Gather the lines that hold the string "this".

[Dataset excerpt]

* Begin *

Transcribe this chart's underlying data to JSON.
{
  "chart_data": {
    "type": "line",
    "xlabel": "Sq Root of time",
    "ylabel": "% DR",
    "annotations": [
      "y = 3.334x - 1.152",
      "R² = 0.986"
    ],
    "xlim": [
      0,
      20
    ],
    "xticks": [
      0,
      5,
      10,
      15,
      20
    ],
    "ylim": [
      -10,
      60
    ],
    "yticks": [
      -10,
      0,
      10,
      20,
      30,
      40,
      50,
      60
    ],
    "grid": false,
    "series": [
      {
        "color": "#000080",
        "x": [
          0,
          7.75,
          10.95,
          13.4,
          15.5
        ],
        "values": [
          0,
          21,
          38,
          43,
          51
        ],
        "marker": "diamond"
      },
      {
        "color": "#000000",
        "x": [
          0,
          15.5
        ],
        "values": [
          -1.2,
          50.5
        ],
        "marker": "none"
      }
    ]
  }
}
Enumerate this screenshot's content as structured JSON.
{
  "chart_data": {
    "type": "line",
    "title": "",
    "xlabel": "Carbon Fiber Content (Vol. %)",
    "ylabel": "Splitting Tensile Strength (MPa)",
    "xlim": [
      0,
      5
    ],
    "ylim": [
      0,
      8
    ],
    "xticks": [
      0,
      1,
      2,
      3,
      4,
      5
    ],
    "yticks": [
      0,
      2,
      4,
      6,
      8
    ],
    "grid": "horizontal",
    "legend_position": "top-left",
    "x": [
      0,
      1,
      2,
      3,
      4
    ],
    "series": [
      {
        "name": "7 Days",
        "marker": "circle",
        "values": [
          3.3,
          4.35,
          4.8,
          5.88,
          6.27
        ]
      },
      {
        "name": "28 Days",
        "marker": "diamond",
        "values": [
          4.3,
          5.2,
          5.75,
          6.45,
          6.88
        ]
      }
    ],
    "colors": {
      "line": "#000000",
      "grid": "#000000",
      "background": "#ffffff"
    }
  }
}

* End *

SOLUTION TO THE EXERCISE ->
Transcribe this chart's underlying data to JSON.
Enumerate this screenshot's content as structured JSON.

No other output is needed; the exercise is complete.